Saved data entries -

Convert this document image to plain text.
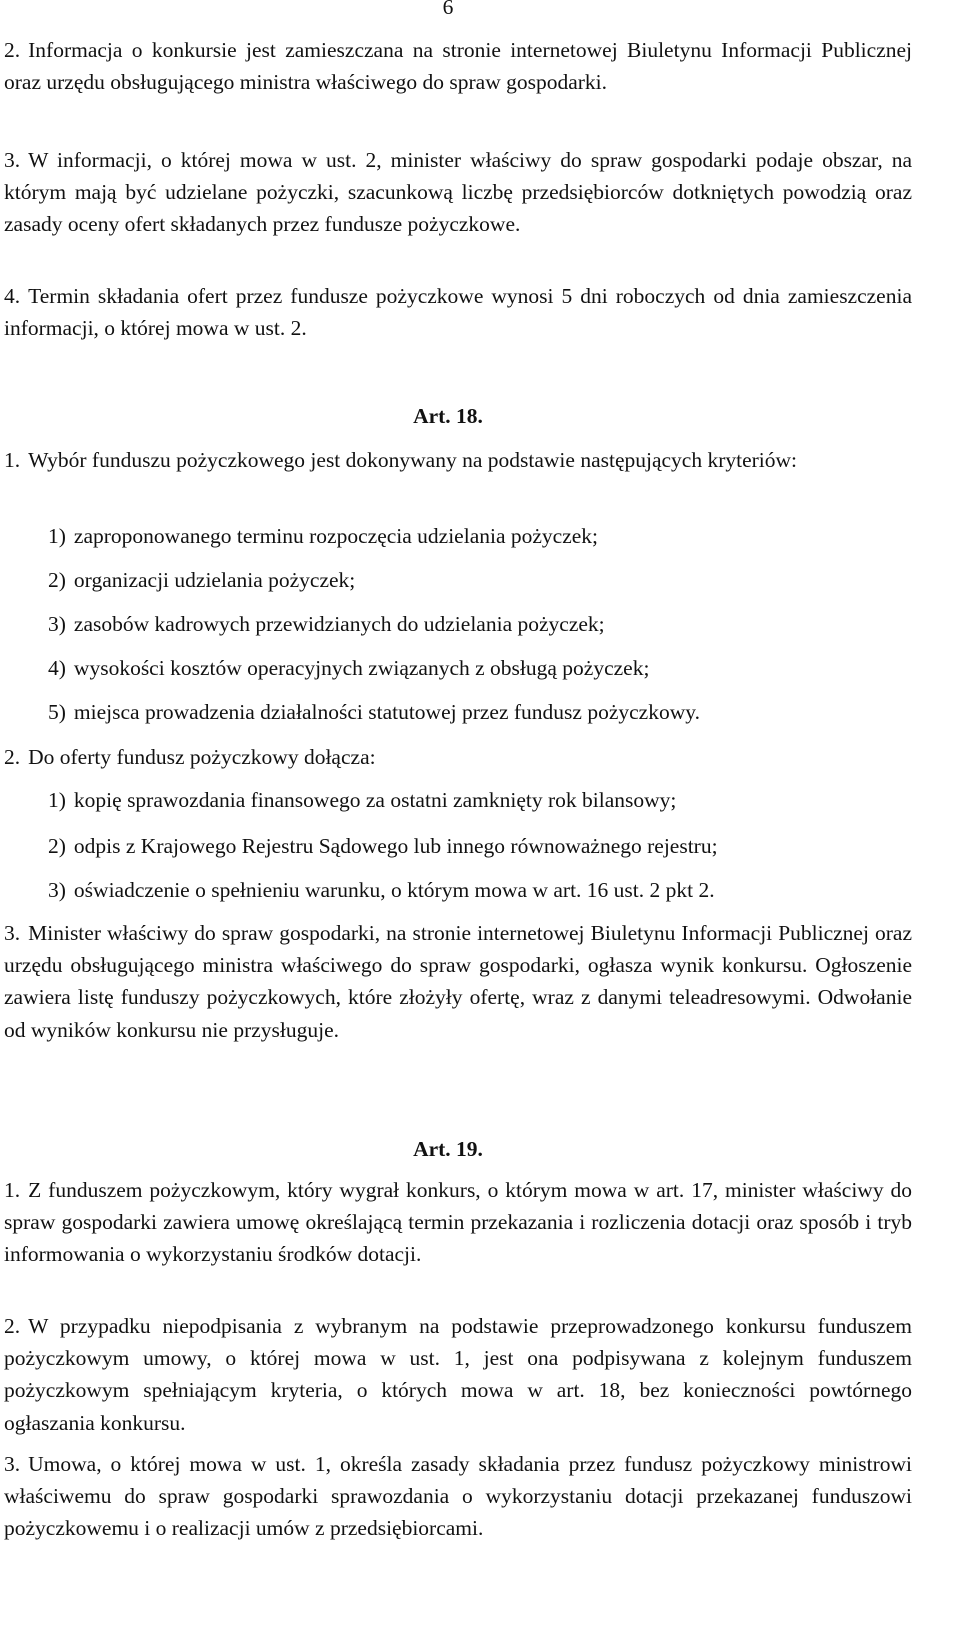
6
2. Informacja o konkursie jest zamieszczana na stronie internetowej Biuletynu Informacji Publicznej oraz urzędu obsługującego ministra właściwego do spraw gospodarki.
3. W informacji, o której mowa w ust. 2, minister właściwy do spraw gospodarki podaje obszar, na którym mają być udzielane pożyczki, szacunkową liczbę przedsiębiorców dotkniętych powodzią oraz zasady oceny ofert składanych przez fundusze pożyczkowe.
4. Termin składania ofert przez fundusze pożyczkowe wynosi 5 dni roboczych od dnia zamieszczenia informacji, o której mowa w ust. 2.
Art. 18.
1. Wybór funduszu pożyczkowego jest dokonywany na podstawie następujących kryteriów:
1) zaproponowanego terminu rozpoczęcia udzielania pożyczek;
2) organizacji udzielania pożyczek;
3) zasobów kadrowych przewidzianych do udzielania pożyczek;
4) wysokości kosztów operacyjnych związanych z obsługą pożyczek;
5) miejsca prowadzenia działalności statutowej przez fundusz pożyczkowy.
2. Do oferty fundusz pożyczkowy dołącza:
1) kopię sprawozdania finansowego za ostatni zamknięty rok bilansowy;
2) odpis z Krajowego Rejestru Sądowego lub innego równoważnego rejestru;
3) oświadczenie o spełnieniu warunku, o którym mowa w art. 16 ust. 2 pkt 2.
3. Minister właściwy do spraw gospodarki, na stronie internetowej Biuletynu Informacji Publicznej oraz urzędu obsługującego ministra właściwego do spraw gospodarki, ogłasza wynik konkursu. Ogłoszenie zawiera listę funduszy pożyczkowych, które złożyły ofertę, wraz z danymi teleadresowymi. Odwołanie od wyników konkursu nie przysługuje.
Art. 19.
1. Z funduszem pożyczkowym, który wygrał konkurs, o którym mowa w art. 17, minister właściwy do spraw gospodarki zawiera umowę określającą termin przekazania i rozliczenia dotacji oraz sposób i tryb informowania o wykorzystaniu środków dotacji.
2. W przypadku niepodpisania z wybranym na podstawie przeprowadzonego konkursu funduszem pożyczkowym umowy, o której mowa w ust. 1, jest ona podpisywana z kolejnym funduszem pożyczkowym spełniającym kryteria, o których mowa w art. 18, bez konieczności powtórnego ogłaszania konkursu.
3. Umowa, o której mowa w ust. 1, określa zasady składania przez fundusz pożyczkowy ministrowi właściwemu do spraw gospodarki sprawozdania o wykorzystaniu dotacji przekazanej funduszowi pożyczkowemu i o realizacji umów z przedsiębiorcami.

Written problem - Gather each line from the listing above that holds "pożyczek".

Complete output -
1) zaproponowanego terminu rozpoczęcia udzielania pożyczek;
2) organizacji udzielania pożyczek;
3) zasobów kadrowych przewidzianych do udzielania pożyczek;
4) wysokości kosztów operacyjnych związanych z obsługą pożyczek;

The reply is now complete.